[Source records]
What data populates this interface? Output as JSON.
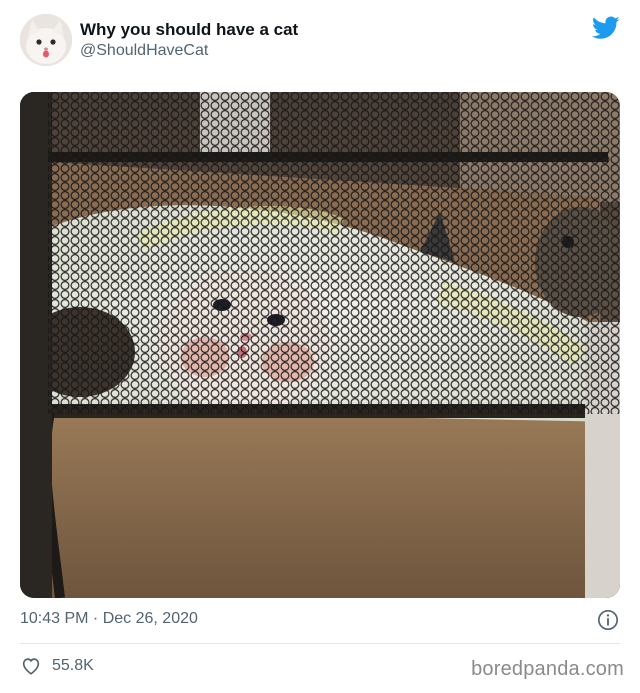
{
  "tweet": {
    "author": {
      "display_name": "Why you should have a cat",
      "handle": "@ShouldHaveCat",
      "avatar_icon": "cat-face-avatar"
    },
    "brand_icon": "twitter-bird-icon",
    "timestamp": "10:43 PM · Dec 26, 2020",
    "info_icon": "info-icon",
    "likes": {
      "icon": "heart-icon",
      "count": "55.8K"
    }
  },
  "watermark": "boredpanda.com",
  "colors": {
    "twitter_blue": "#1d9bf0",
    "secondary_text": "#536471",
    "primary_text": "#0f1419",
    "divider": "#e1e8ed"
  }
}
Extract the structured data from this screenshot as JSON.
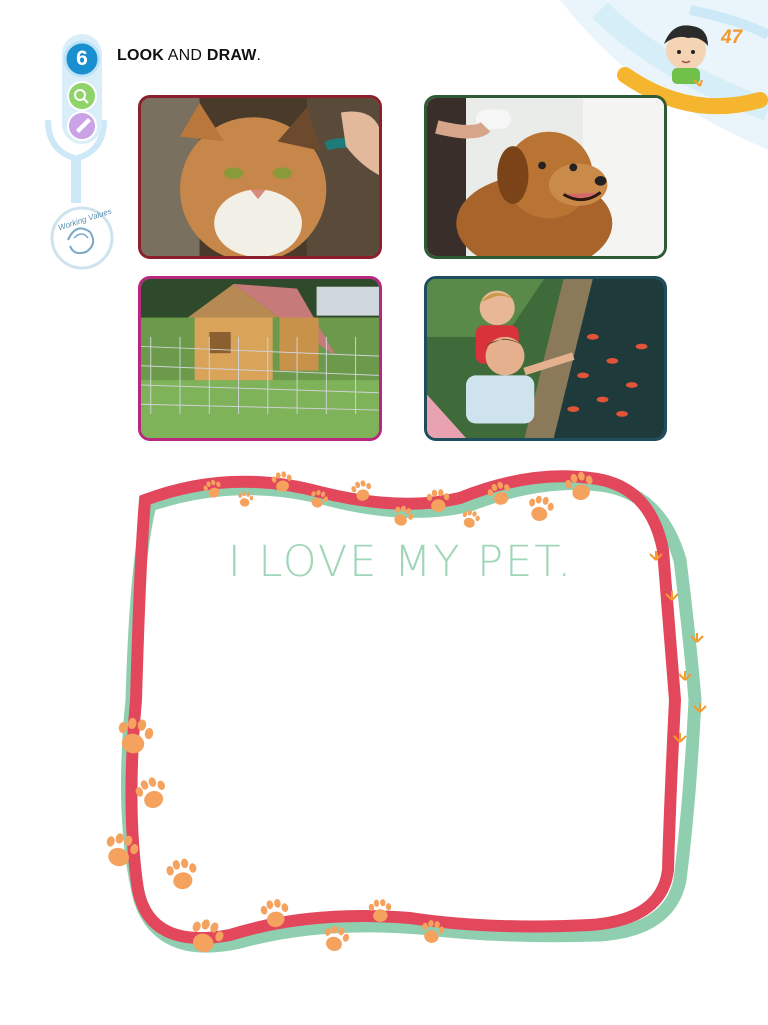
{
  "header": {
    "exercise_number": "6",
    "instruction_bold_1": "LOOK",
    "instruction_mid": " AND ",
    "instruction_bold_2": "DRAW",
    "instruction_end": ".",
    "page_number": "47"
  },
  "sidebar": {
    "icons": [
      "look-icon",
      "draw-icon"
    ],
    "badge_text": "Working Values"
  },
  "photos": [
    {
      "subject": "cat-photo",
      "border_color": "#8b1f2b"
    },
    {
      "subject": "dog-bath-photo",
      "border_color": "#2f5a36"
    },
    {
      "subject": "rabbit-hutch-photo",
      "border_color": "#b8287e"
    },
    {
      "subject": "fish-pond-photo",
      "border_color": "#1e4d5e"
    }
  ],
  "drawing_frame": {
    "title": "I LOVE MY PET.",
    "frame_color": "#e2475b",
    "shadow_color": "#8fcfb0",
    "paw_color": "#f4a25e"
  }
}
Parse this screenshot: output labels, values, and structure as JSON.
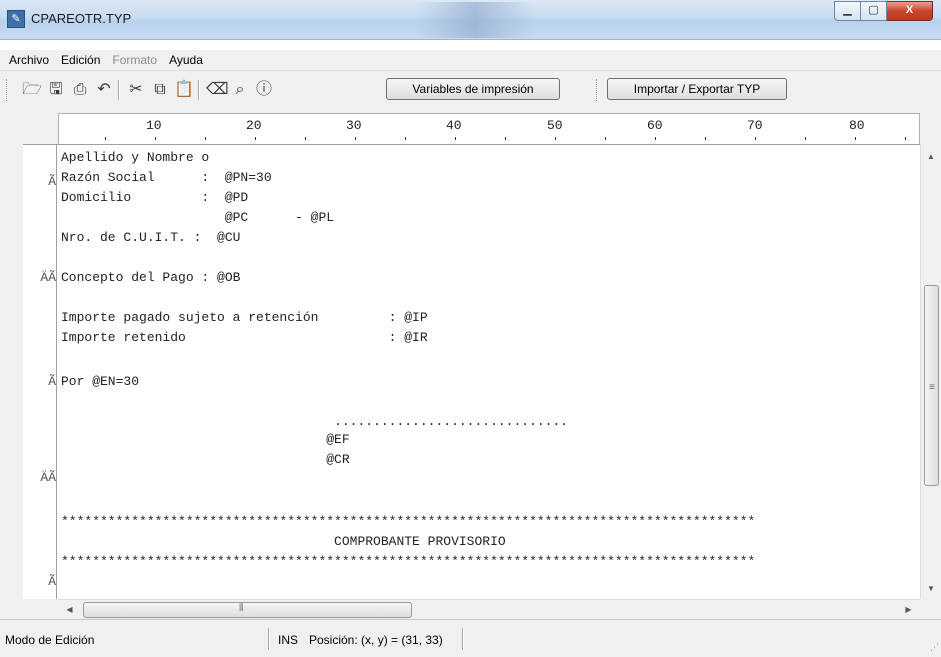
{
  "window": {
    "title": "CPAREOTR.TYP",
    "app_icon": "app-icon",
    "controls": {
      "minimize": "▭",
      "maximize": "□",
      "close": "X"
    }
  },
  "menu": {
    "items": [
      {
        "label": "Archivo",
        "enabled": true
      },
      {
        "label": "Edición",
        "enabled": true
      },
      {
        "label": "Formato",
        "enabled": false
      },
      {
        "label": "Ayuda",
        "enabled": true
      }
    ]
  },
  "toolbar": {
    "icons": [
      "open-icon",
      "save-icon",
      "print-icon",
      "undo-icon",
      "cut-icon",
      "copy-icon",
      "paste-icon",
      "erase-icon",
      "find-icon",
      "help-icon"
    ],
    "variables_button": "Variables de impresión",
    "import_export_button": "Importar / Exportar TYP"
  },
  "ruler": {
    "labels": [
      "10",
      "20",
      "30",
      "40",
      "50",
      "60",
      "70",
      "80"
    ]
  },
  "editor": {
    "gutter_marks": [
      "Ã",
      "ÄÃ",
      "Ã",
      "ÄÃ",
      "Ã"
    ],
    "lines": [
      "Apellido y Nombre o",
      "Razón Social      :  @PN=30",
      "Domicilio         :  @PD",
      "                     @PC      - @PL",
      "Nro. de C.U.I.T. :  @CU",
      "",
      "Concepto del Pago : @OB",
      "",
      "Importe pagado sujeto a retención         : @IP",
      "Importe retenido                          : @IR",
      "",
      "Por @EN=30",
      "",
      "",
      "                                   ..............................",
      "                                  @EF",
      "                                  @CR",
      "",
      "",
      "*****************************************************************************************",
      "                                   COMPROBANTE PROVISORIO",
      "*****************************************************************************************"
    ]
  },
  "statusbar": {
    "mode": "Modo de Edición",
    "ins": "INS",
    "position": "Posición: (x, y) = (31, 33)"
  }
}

TASK DESCRIPTION: Across the records, how many lines contain "data"? Only the number should be given.

CORRECT RESPONSE: 2